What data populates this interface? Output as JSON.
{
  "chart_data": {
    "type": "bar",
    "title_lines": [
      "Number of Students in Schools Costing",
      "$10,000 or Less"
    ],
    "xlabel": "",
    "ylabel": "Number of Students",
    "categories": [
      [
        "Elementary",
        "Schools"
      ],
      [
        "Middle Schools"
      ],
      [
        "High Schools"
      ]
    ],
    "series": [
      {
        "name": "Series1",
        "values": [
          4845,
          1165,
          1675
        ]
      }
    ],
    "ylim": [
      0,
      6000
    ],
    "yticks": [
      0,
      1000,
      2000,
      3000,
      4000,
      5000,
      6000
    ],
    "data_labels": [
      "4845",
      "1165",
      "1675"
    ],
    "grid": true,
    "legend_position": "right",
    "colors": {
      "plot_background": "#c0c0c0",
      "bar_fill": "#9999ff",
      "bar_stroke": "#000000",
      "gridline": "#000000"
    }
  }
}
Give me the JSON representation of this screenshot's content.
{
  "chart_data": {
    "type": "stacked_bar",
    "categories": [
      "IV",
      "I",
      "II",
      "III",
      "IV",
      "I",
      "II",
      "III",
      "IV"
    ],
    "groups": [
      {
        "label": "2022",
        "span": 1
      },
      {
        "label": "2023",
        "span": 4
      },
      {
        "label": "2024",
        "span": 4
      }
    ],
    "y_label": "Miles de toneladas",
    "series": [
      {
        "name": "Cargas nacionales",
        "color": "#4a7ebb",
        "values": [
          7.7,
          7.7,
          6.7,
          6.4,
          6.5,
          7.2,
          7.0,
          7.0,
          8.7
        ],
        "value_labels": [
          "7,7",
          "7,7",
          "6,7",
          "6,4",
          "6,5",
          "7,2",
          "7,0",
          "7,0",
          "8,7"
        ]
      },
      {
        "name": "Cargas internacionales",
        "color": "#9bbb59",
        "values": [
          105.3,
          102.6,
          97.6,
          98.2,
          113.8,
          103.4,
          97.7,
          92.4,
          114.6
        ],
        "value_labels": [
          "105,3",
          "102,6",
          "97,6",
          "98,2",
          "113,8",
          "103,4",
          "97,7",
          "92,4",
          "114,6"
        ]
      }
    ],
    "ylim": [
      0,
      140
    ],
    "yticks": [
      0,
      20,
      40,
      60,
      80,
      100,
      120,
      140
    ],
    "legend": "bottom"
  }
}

+===+

What the exercise asks: Quote all of the entries verbatim.

Written response:
What data populates this interface? Output as JSON.
{
  "chart_data": {
    "type": "bar",
    "title_lines": [
      "Number of Students in Schools Costing",
      "$10,000 or Less"
    ],
    "xlabel": "",
    "ylabel": "Number of Students",
    "categories": [
      [
        "Elementary",
        "Schools"
      ],
      [
        "Middle Schools"
      ],
      [
        "High Schools"
      ]
    ],
    "series": [
      {
        "name": "Series1",
        "values": [
          4845,
          1165,
          1675
        ]
      }
    ],
    "ylim": [
      0,
      6000
    ],
    "yticks": [
      0,
      1000,
      2000,
      3000,
      4000,
      5000,
      6000
    ],
    "data_labels": [
      "4845",
      "1165",
      "1675"
    ],
    "grid": true,
    "legend_position": "right",
    "colors": {
      "plot_background": "#c0c0c0",
      "bar_fill": "#9999ff",
      "bar_stroke": "#000000",
      "gridline": "#000000"
    }
  }
}
Give me the JSON representation of this screenshot's content.
{
  "chart_data": {
    "type": "stacked_bar",
    "categories": [
      "IV",
      "I",
      "II",
      "III",
      "IV",
      "I",
      "II",
      "III",
      "IV"
    ],
    "groups": [
      {
        "label": "2022",
        "span": 1
      },
      {
        "label": "2023",
        "span": 4
      },
      {
        "label": "2024",
        "span": 4
      }
    ],
    "y_label": "Miles de toneladas",
    "series": [
      {
        "name": "Cargas nacionales",
        "color": "#4a7ebb",
        "values": [
          7.7,
          7.7,
          6.7,
          6.4,
          6.5,
          7.2,
          7.0,
          7.0,
          8.7
        ],
        "value_labels": [
          "7,7",
          "7,7",
          "6,7",
          "6,4",
          "6,5",
          "7,2",
          "7,0",
          "7,0",
          "8,7"
        ]
      },
      {
        "name": "Cargas internacionales",
        "color": "#9bbb59",
        "values": [
          105.3,
          102.6,
          97.6,
          98.2,
          113.8,
          103.4,
          97.7,
          92.4,
          114.6
        ],
        "value_labels": [
          "105,3",
          "102,6",
          "97,6",
          "98,2",
          "113,8",
          "103,4",
          "97,7",
          "92,4",
          "114,6"
        ]
      }
    ],
    "ylim": [
      0,
      140
    ],
    "yticks": [
      0,
      20,
      40,
      60,
      80,
      100,
      120,
      140
    ],
    "legend": "bottom"
  }
}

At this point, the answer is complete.